Quoted text =>
▼

Photographers in Publishing: An Interview with Martin Usborne
Photographers in Publishing is a series of interviews that aim to gather insights from those who balance making and publishing photography.
In this refreshingly honest interview, Martin Usborne discusses his photographic practice before sharing his experience founding the popular publishing company, Hoxton Mini Press.
Harry Flook: What’s your background in photography?
Martin Usborne: Not much of one. I worked in children’s TV and trained as an animator. So I had visual training, I suppose, but didn’t properly pick up a camera till I was 30. I got made redundant, travelled and, crucially, took a digital camera (new-ish at the time) which allowed me to quickly see and learn from my mistakes with my laptop. I often wonder if I’d be a photographer had I bought the tantalisingly attractive Leica film camera that cost as much as my Canon 10D + mac laptop. Probably not. Although I do now shoot on film too.
HF: I have to ask about the dogs, what draws you to the subject and do you have any more related projects in the pipeline?

▲

Supplied data =>
▼

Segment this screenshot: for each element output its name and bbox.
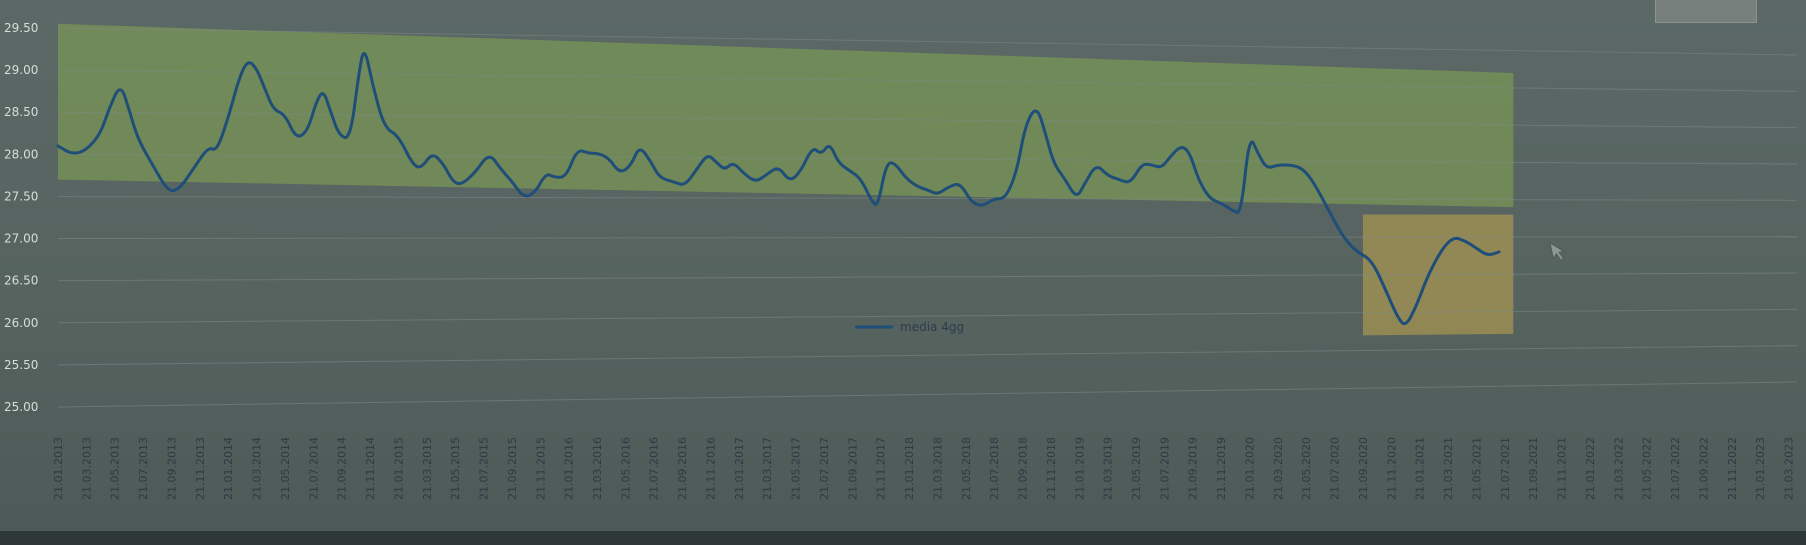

▲

Request => Continue the interview with Martin Usborne about photography and publishing from the point where the text stops.

Result =>
MU: I’m trying to – how shall I say – ‘move on’ from dogs. They’re a muse that I’m very attached to but surely there’s more to life. But the reason for photographing them is that I’m super interested in our relationship to animals (both the good bits and the bad bits of that relationship: how we are animals too and yet how we dissociate from animals on a daily basis in the way we eat, act and think). Dogs are my way into the animal world. I’ve always had dogs, I understand dogs, they are so expressive and open. I suppose photographically they are low hanging fruit of the animal world, if that doesn’t mix too many fruity metaphors.
HF: Who are you biggest inspirations photographically?
MU: Todd Hido predominantly – it’s that lyrical, painterly darkness. Bill Brandt, again for that darkness in which he seems to find silver whispers of beauty (that sounds pretentious but it’s how I think of his work after I heard an interview in which he spoke so quietly and sparingly it made his images seem loud by comparison) and then the images that we see all around us, I suppose, whether photographed, painted or constructed. The background ambience that seeps into our eyes, heads and come out of us in strangely mutated ways.
HF: Humour occasionally sneaks into your work amongst more serious and challenging projects. I find Spanish Hunting Dogs deeply sad, and then looking at East London Fox Goes Wayward I can’t help but smile. Will the humour be coming back?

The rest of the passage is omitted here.